Working data:
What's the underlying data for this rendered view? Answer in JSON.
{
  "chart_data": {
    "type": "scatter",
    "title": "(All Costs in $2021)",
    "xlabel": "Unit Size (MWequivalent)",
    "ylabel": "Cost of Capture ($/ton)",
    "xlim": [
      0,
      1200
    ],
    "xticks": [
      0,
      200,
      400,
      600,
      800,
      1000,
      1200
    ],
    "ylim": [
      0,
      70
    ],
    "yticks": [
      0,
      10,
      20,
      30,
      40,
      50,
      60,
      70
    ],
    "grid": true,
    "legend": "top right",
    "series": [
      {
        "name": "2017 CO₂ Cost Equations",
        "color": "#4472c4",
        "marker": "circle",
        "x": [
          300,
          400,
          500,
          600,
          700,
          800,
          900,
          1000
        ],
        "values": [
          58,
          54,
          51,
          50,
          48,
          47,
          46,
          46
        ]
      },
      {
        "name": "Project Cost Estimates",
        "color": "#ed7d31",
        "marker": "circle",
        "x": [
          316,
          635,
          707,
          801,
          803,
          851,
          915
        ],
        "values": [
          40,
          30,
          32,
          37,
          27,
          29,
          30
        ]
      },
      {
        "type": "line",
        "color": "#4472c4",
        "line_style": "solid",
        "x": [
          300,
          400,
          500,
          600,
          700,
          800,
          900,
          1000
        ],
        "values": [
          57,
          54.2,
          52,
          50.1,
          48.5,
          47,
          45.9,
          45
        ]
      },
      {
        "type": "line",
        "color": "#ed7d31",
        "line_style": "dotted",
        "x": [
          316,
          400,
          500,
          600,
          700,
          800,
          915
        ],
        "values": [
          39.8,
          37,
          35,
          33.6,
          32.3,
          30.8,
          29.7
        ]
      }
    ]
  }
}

Task directions: Reproduce the listing above verbatim, from first line to last.

The response:
What's the underlying data for this rendered view? Answer in JSON.
{
  "chart_data": {
    "type": "scatter",
    "title": "(All Costs in $2021)",
    "xlabel": "Unit Size (MWequivalent)",
    "ylabel": "Cost of Capture ($/ton)",
    "xlim": [
      0,
      1200
    ],
    "xticks": [
      0,
      200,
      400,
      600,
      800,
      1000,
      1200
    ],
    "ylim": [
      0,
      70
    ],
    "yticks": [
      0,
      10,
      20,
      30,
      40,
      50,
      60,
      70
    ],
    "grid": true,
    "legend": "top right",
    "series": [
      {
        "name": "2017 CO₂ Cost Equations",
        "color": "#4472c4",
        "marker": "circle",
        "x": [
          300,
          400,
          500,
          600,
          700,
          800,
          900,
          1000
        ],
        "values": [
          58,
          54,
          51,
          50,
          48,
          47,
          46,
          46
        ]
      },
      {
        "name": "Project Cost Estimates",
        "color": "#ed7d31",
        "marker": "circle",
        "x": [
          316,
          635,
          707,
          801,
          803,
          851,
          915
        ],
        "values": [
          40,
          30,
          32,
          37,
          27,
          29,
          30
        ]
      },
      {
        "type": "line",
        "color": "#4472c4",
        "line_style": "solid",
        "x": [
          300,
          400,
          500,
          600,
          700,
          800,
          900,
          1000
        ],
        "values": [
          57,
          54.2,
          52,
          50.1,
          48.5,
          47,
          45.9,
          45
        ]
      },
      {
        "type": "line",
        "color": "#ed7d31",
        "line_style": "dotted",
        "x": [
          316,
          400,
          500,
          600,
          700,
          800,
          915
        ],
        "values": [
          39.8,
          37,
          35,
          33.6,
          32.3,
          30.8,
          29.7
        ]
      }
    ]
  }
}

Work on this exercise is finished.